Exercise goal:
Copy out the records again verbatim, starting at the line containing "scatter-point [1558,482,1571,495]" and ending at the line containing "scatter-point [1581,381,1594,395]", both included.

══════════════════════════════

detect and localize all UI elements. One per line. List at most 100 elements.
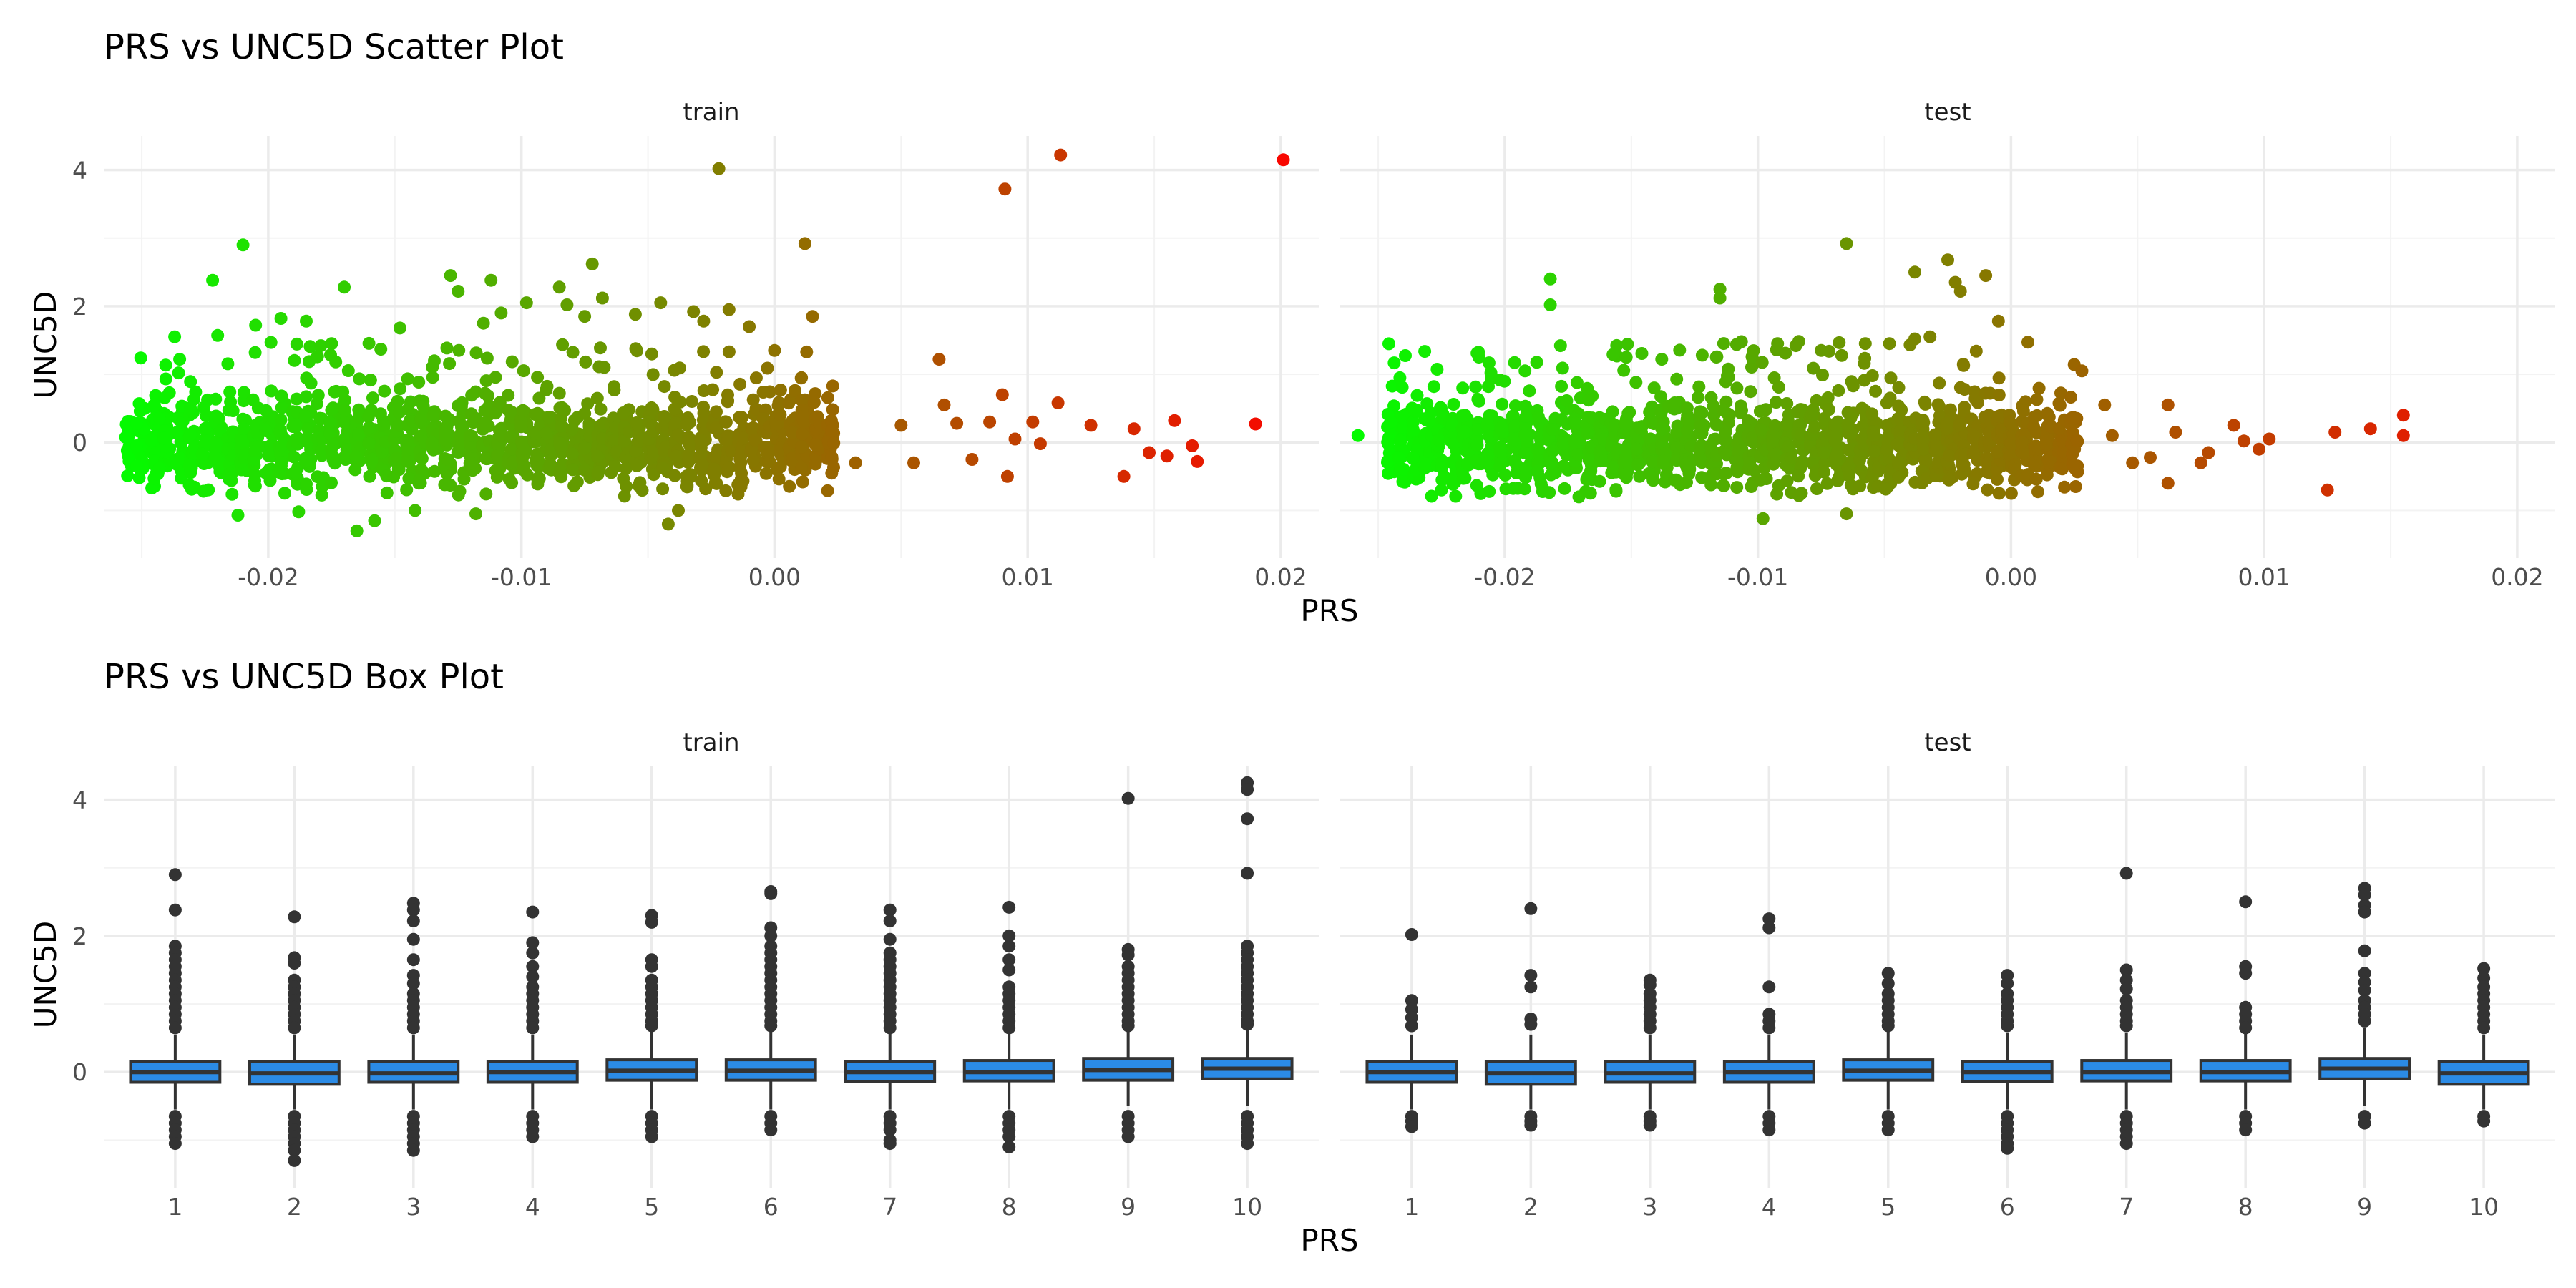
scatter-point [1558,482,1571,495]
x-tick-label: 1 [1404,1193,1419,1221]
scatter-point [489,406,502,420]
scatter-point [1277,153,1290,167]
scatter-point [130,439,143,452]
scatter-point [1770,447,1783,461]
scatter-point [540,426,553,440]
scatter-point [1582,453,1596,467]
box-outlier [1241,783,1254,796]
scatter-point [1581,381,1594,395]
scatter-point [145,434,158,447]
box-outlier [526,946,540,960]
box-outlier [2358,905,2371,919]
scatter-point [1432,434,1445,447]
scatter-point [1647,381,1661,395]
box-outlier [764,887,778,900]
scatter-point [198,421,212,435]
scatter-point [361,410,375,424]
scatter-point [585,257,599,270]
box-outlier [288,957,301,970]
scatter-point [697,345,711,358]
box-outlier [2358,1014,2371,1028]
scatter-point [455,420,468,434]
scatter-point [661,517,675,531]
box-outlier [406,1021,420,1035]
scatter-point [1958,401,1971,414]
box-outlier [2119,867,2133,880]
scatter-point [428,464,441,478]
scatter-point [1668,396,1682,409]
box-outlier [1241,1018,1254,1031]
scatter-point [350,524,364,537]
scatter-point [289,466,303,479]
scatter-point [566,346,580,359]
scatter-point [684,434,698,447]
box-outlier [645,915,658,929]
scatter-point [1655,422,1669,436]
scatter-point [619,462,633,475]
box-outlier [1524,980,1538,994]
scatter-point [809,387,822,401]
scatter-point [1693,442,1707,456]
scatter-point [577,441,591,455]
scatter-point [1508,419,1522,433]
box-outlier [168,868,182,882]
scatter-point [265,384,278,398]
box-3 [1604,973,1697,1132]
scatter-point [1186,439,1199,452]
scatter-point [2161,398,2175,411]
scatter-point [1683,418,1697,431]
box-outlier [168,1137,182,1151]
scatter-point [2016,404,2030,418]
scatter-point [2328,426,2342,439]
x-tick-label: 2 [287,1193,302,1221]
box-outlier [1762,980,1776,994]
scatter-point [849,456,862,469]
x-tick-label: 4 [1762,1193,1777,1221]
scatter-point [1508,399,1522,413]
scatter-point [1721,369,1734,383]
scatter-point [682,469,696,482]
box-8 [2199,895,2292,1137]
scatter-point [1992,487,2006,500]
scatter-point [1867,429,1880,442]
scatter-point [1966,477,1980,491]
scatter-point [274,413,288,426]
scatter-point [1168,414,1181,427]
scatter-point [2029,472,2043,486]
y-tick-label: 2 [72,293,87,321]
scatter-point [1891,455,1905,469]
scatter-point [656,462,670,474]
scatter-point [336,385,350,399]
scatter-point [1785,451,1798,464]
scatter-point [595,291,609,305]
scatter-point [1879,482,1893,496]
scatter-point [1427,380,1440,394]
scatter-point [736,411,748,424]
scatter-point [995,388,1009,401]
scatter-point [514,420,528,434]
scatter-point [1518,399,1532,413]
scatter-point [542,411,555,424]
box-outlier [1405,994,1418,1008]
scatter-point [130,416,143,430]
box-7 [2080,867,2173,1151]
scatter-point [1679,457,1692,471]
scatter-point [680,419,693,431]
scatter-point [209,392,223,406]
scatter-point [1832,384,1845,397]
scatter-point [695,474,708,487]
scatter-point [2070,434,2084,447]
scatter-point [1425,489,1438,503]
scatter-point [825,424,839,438]
scatter-point [1410,405,1423,419]
scatter-point [206,273,220,287]
scatter-point [1594,444,1607,458]
box-7 [844,903,937,1151]
scatter-point [1717,404,1730,417]
scatter-point [746,393,760,406]
box-outlier [883,1123,897,1137]
scatter-point [1942,473,1956,487]
box-outlier [1524,969,1538,982]
scatter-point [325,476,338,489]
scatter-point [1572,448,1585,462]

══════════════════════════════

Result of the task:
scatter-point [1558,482,1571,495]
x-tick-label: 1 [1404,1193,1419,1221]
scatter-point [489,406,502,420]
scatter-point [1277,153,1290,167]
scatter-point [130,439,143,452]
scatter-point [1770,447,1783,461]
scatter-point [540,426,553,440]
scatter-point [1582,453,1596,467]
box-outlier [1241,783,1254,796]
scatter-point [1581,381,1594,395]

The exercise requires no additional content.